** START OF Given entries **
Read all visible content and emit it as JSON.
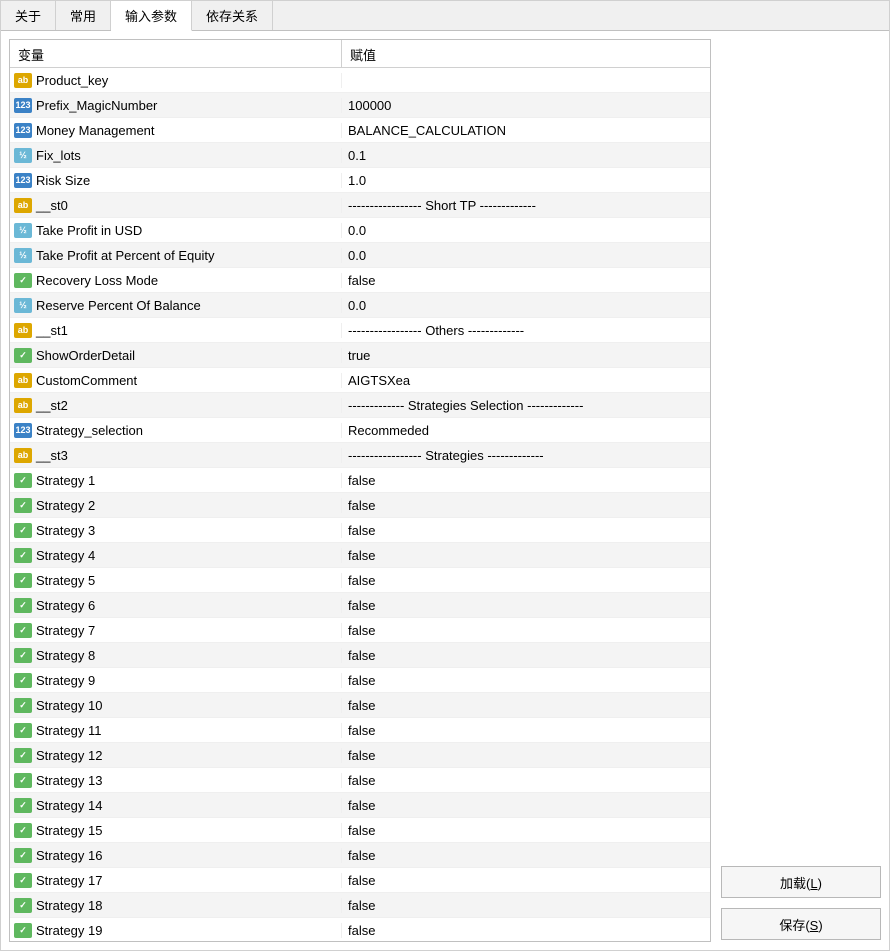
{
  "tabs": {
    "t0": "关于",
    "t1": "常用",
    "t2": "输入参数",
    "t3": "依存关系"
  },
  "headers": {
    "variable": "变量",
    "value": "赋值"
  },
  "rows": [
    {
      "type": "str",
      "name": "Product_key",
      "value": ""
    },
    {
      "type": "int",
      "name": "Prefix_MagicNumber",
      "value": "100000"
    },
    {
      "type": "int",
      "name": "Money Management",
      "value": "BALANCE_CALCULATION"
    },
    {
      "type": "dbl",
      "name": "Fix_lots",
      "value": "0.1"
    },
    {
      "type": "int",
      "name": "Risk Size",
      "value": "1.0"
    },
    {
      "type": "str",
      "name": "__st0",
      "value": "----------------- Short TP -------------"
    },
    {
      "type": "dbl",
      "name": "Take Profit in USD",
      "value": "0.0"
    },
    {
      "type": "dbl",
      "name": "Take Profit at Percent of Equity",
      "value": "0.0"
    },
    {
      "type": "bool",
      "name": "Recovery Loss Mode",
      "value": "false"
    },
    {
      "type": "dbl",
      "name": "Reserve Percent Of Balance",
      "value": "0.0"
    },
    {
      "type": "str",
      "name": "__st1",
      "value": "----------------- Others -------------"
    },
    {
      "type": "bool",
      "name": "ShowOrderDetail",
      "value": "true"
    },
    {
      "type": "str",
      "name": "CustomComment",
      "value": "AIGTSXea"
    },
    {
      "type": "str",
      "name": "__st2",
      "value": "------------- Strategies Selection -------------"
    },
    {
      "type": "int",
      "name": "Strategy_selection",
      "value": "Recommeded"
    },
    {
      "type": "str",
      "name": "__st3",
      "value": "----------------- Strategies -------------"
    },
    {
      "type": "bool",
      "name": "Strategy 1",
      "value": "false"
    },
    {
      "type": "bool",
      "name": "Strategy 2",
      "value": "false"
    },
    {
      "type": "bool",
      "name": "Strategy 3",
      "value": "false"
    },
    {
      "type": "bool",
      "name": "Strategy 4",
      "value": "false"
    },
    {
      "type": "bool",
      "name": "Strategy 5",
      "value": "false"
    },
    {
      "type": "bool",
      "name": "Strategy 6",
      "value": "false"
    },
    {
      "type": "bool",
      "name": "Strategy 7",
      "value": "false"
    },
    {
      "type": "bool",
      "name": "Strategy 8",
      "value": "false"
    },
    {
      "type": "bool",
      "name": "Strategy 9",
      "value": "false"
    },
    {
      "type": "bool",
      "name": "Strategy 10",
      "value": "false"
    },
    {
      "type": "bool",
      "name": "Strategy 11",
      "value": "false"
    },
    {
      "type": "bool",
      "name": "Strategy 12",
      "value": "false"
    },
    {
      "type": "bool",
      "name": "Strategy 13",
      "value": "false"
    },
    {
      "type": "bool",
      "name": "Strategy 14",
      "value": "false"
    },
    {
      "type": "bool",
      "name": "Strategy 15",
      "value": "false"
    },
    {
      "type": "bool",
      "name": "Strategy 16",
      "value": "false"
    },
    {
      "type": "bool",
      "name": "Strategy 17",
      "value": "false"
    },
    {
      "type": "bool",
      "name": "Strategy 18",
      "value": "false"
    },
    {
      "type": "bool",
      "name": "Strategy 19",
      "value": "false"
    }
  ],
  "buttons": {
    "load": "加载",
    "load_key": "L",
    "save": "保存",
    "save_key": "S"
  },
  "iconText": {
    "str": "ab",
    "int": "123",
    "dbl": "½",
    "bool": "✓"
  }
}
** END OF Given entries **
• **Exercise brief**
Reproduce the records verbatim, omitting all images they contain.

• **Answer in full**
Read all visible content and emit it as JSON.
{
  "tabs": {
    "t0": "关于",
    "t1": "常用",
    "t2": "输入参数",
    "t3": "依存关系"
  },
  "headers": {
    "variable": "变量",
    "value": "赋值"
  },
  "rows": [
    {
      "type": "str",
      "name": "Product_key",
      "value": ""
    },
    {
      "type": "int",
      "name": "Prefix_MagicNumber",
      "value": "100000"
    },
    {
      "type": "int",
      "name": "Money Management",
      "value": "BALANCE_CALCULATION"
    },
    {
      "type": "dbl",
      "name": "Fix_lots",
      "value": "0.1"
    },
    {
      "type": "int",
      "name": "Risk Size",
      "value": "1.0"
    },
    {
      "type": "str",
      "name": "__st0",
      "value": "----------------- Short TP -------------"
    },
    {
      "type": "dbl",
      "name": "Take Profit in USD",
      "value": "0.0"
    },
    {
      "type": "dbl",
      "name": "Take Profit at Percent of Equity",
      "value": "0.0"
    },
    {
      "type": "bool",
      "name": "Recovery Loss Mode",
      "value": "false"
    },
    {
      "type": "dbl",
      "name": "Reserve Percent Of Balance",
      "value": "0.0"
    },
    {
      "type": "str",
      "name": "__st1",
      "value": "----------------- Others -------------"
    },
    {
      "type": "bool",
      "name": "ShowOrderDetail",
      "value": "true"
    },
    {
      "type": "str",
      "name": "CustomComment",
      "value": "AIGTSXea"
    },
    {
      "type": "str",
      "name": "__st2",
      "value": "------------- Strategies Selection -------------"
    },
    {
      "type": "int",
      "name": "Strategy_selection",
      "value": "Recommeded"
    },
    {
      "type": "str",
      "name": "__st3",
      "value": "----------------- Strategies -------------"
    },
    {
      "type": "bool",
      "name": "Strategy 1",
      "value": "false"
    },
    {
      "type": "bool",
      "name": "Strategy 2",
      "value": "false"
    },
    {
      "type": "bool",
      "name": "Strategy 3",
      "value": "false"
    },
    {
      "type": "bool",
      "name": "Strategy 4",
      "value": "false"
    },
    {
      "type": "bool",
      "name": "Strategy 5",
      "value": "false"
    },
    {
      "type": "bool",
      "name": "Strategy 6",
      "value": "false"
    },
    {
      "type": "bool",
      "name": "Strategy 7",
      "value": "false"
    },
    {
      "type": "bool",
      "name": "Strategy 8",
      "value": "false"
    },
    {
      "type": "bool",
      "name": "Strategy 9",
      "value": "false"
    },
    {
      "type": "bool",
      "name": "Strategy 10",
      "value": "false"
    },
    {
      "type": "bool",
      "name": "Strategy 11",
      "value": "false"
    },
    {
      "type": "bool",
      "name": "Strategy 12",
      "value": "false"
    },
    {
      "type": "bool",
      "name": "Strategy 13",
      "value": "false"
    },
    {
      "type": "bool",
      "name": "Strategy 14",
      "value": "false"
    },
    {
      "type": "bool",
      "name": "Strategy 15",
      "value": "false"
    },
    {
      "type": "bool",
      "name": "Strategy 16",
      "value": "false"
    },
    {
      "type": "bool",
      "name": "Strategy 17",
      "value": "false"
    },
    {
      "type": "bool",
      "name": "Strategy 18",
      "value": "false"
    },
    {
      "type": "bool",
      "name": "Strategy 19",
      "value": "false"
    }
  ],
  "buttons": {
    "load": "加载",
    "load_key": "L",
    "save": "保存",
    "save_key": "S"
  },
  "iconText": {
    "str": "ab",
    "int": "123",
    "dbl": "½",
    "bool": "✓"
  }
}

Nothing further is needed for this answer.